Given request: Each entry below should be reproduced character for character.

Data supplied:
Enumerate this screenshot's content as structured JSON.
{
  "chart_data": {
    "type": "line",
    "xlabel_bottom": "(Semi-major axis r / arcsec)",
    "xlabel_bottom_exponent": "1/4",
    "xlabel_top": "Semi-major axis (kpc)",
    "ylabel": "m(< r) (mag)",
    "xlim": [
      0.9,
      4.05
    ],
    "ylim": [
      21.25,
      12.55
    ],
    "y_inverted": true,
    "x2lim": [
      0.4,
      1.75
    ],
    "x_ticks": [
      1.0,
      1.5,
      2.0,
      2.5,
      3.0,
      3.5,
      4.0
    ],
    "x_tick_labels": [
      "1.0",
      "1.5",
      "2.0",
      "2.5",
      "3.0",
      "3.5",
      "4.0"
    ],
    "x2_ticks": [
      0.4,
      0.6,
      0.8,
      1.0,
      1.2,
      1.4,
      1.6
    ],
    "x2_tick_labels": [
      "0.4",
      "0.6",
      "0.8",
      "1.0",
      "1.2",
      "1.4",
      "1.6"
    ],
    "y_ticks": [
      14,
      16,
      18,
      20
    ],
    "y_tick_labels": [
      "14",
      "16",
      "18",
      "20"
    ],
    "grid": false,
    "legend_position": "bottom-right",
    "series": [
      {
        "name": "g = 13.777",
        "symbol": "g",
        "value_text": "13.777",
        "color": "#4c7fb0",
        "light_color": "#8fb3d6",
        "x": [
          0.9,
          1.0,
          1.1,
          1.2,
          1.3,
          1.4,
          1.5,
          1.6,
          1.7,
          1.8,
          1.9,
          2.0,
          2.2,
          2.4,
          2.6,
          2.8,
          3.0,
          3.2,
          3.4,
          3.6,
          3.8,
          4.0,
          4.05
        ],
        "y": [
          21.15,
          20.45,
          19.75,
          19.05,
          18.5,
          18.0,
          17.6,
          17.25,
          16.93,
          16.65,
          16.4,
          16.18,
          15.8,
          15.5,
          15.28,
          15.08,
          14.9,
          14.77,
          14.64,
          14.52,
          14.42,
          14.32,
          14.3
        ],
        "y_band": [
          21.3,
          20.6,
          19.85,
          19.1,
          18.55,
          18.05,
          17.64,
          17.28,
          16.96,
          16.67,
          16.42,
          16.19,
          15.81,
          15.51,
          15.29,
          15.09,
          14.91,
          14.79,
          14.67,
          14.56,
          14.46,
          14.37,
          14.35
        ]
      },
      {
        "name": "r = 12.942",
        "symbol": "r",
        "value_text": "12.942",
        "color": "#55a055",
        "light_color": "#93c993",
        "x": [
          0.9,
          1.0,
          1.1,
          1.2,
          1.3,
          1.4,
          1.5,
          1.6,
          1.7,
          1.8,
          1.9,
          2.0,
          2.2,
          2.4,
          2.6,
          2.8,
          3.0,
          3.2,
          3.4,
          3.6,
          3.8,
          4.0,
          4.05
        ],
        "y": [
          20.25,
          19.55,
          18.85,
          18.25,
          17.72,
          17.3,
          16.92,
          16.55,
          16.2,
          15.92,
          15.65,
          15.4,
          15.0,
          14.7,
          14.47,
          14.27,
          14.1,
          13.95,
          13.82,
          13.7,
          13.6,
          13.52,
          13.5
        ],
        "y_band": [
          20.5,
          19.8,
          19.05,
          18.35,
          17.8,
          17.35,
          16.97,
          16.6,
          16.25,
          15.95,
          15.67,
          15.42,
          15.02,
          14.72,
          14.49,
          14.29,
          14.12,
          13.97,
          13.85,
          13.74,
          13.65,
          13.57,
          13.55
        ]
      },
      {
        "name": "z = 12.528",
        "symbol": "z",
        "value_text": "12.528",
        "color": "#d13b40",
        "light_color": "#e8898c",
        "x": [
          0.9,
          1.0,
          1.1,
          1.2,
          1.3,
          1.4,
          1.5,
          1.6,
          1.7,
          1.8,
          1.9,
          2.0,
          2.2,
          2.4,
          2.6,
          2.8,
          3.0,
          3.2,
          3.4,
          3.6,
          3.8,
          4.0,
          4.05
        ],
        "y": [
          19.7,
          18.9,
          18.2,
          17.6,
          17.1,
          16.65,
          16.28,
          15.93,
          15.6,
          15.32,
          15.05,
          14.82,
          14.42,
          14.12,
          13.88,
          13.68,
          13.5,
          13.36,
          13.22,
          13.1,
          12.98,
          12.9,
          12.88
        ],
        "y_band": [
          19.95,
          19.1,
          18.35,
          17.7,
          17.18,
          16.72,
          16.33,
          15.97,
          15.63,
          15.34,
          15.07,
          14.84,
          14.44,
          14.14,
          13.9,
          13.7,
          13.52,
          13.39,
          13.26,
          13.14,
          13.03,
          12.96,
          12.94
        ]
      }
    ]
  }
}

Exercise solution:
Enumerate this screenshot's content as structured JSON.
{
  "chart_data": {
    "type": "line",
    "xlabel_bottom": "(Semi-major axis r / arcsec)",
    "xlabel_bottom_exponent": "1/4",
    "xlabel_top": "Semi-major axis (kpc)",
    "ylabel": "m(< r) (mag)",
    "xlim": [
      0.9,
      4.05
    ],
    "ylim": [
      21.25,
      12.55
    ],
    "y_inverted": true,
    "x2lim": [
      0.4,
      1.75
    ],
    "x_ticks": [
      1.0,
      1.5,
      2.0,
      2.5,
      3.0,
      3.5,
      4.0
    ],
    "x_tick_labels": [
      "1.0",
      "1.5",
      "2.0",
      "2.5",
      "3.0",
      "3.5",
      "4.0"
    ],
    "x2_ticks": [
      0.4,
      0.6,
      0.8,
      1.0,
      1.2,
      1.4,
      1.6
    ],
    "x2_tick_labels": [
      "0.4",
      "0.6",
      "0.8",
      "1.0",
      "1.2",
      "1.4",
      "1.6"
    ],
    "y_ticks": [
      14,
      16,
      18,
      20
    ],
    "y_tick_labels": [
      "14",
      "16",
      "18",
      "20"
    ],
    "grid": false,
    "legend_position": "bottom-right",
    "series": [
      {
        "name": "g = 13.777",
        "symbol": "g",
        "value_text": "13.777",
        "color": "#4c7fb0",
        "light_color": "#8fb3d6",
        "x": [
          0.9,
          1.0,
          1.1,
          1.2,
          1.3,
          1.4,
          1.5,
          1.6,
          1.7,
          1.8,
          1.9,
          2.0,
          2.2,
          2.4,
          2.6,
          2.8,
          3.0,
          3.2,
          3.4,
          3.6,
          3.8,
          4.0,
          4.05
        ],
        "y": [
          21.15,
          20.45,
          19.75,
          19.05,
          18.5,
          18.0,
          17.6,
          17.25,
          16.93,
          16.65,
          16.4,
          16.18,
          15.8,
          15.5,
          15.28,
          15.08,
          14.9,
          14.77,
          14.64,
          14.52,
          14.42,
          14.32,
          14.3
        ],
        "y_band": [
          21.3,
          20.6,
          19.85,
          19.1,
          18.55,
          18.05,
          17.64,
          17.28,
          16.96,
          16.67,
          16.42,
          16.19,
          15.81,
          15.51,
          15.29,
          15.09,
          14.91,
          14.79,
          14.67,
          14.56,
          14.46,
          14.37,
          14.35
        ]
      },
      {
        "name": "r = 12.942",
        "symbol": "r",
        "value_text": "12.942",
        "color": "#55a055",
        "light_color": "#93c993",
        "x": [
          0.9,
          1.0,
          1.1,
          1.2,
          1.3,
          1.4,
          1.5,
          1.6,
          1.7,
          1.8,
          1.9,
          2.0,
          2.2,
          2.4,
          2.6,
          2.8,
          3.0,
          3.2,
          3.4,
          3.6,
          3.8,
          4.0,
          4.05
        ],
        "y": [
          20.25,
          19.55,
          18.85,
          18.25,
          17.72,
          17.3,
          16.92,
          16.55,
          16.2,
          15.92,
          15.65,
          15.4,
          15.0,
          14.7,
          14.47,
          14.27,
          14.1,
          13.95,
          13.82,
          13.7,
          13.6,
          13.52,
          13.5
        ],
        "y_band": [
          20.5,
          19.8,
          19.05,
          18.35,
          17.8,
          17.35,
          16.97,
          16.6,
          16.25,
          15.95,
          15.67,
          15.42,
          15.02,
          14.72,
          14.49,
          14.29,
          14.12,
          13.97,
          13.85,
          13.74,
          13.65,
          13.57,
          13.55
        ]
      },
      {
        "name": "z = 12.528",
        "symbol": "z",
        "value_text": "12.528",
        "color": "#d13b40",
        "light_color": "#e8898c",
        "x": [
          0.9,
          1.0,
          1.1,
          1.2,
          1.3,
          1.4,
          1.5,
          1.6,
          1.7,
          1.8,
          1.9,
          2.0,
          2.2,
          2.4,
          2.6,
          2.8,
          3.0,
          3.2,
          3.4,
          3.6,
          3.8,
          4.0,
          4.05
        ],
        "y": [
          19.7,
          18.9,
          18.2,
          17.6,
          17.1,
          16.65,
          16.28,
          15.93,
          15.6,
          15.32,
          15.05,
          14.82,
          14.42,
          14.12,
          13.88,
          13.68,
          13.5,
          13.36,
          13.22,
          13.1,
          12.98,
          12.9,
          12.88
        ],
        "y_band": [
          19.95,
          19.1,
          18.35,
          17.7,
          17.18,
          16.72,
          16.33,
          15.97,
          15.63,
          15.34,
          15.07,
          14.84,
          14.44,
          14.14,
          13.9,
          13.7,
          13.52,
          13.39,
          13.26,
          13.14,
          13.03,
          12.96,
          12.94
        ]
      }
    ]
  }
}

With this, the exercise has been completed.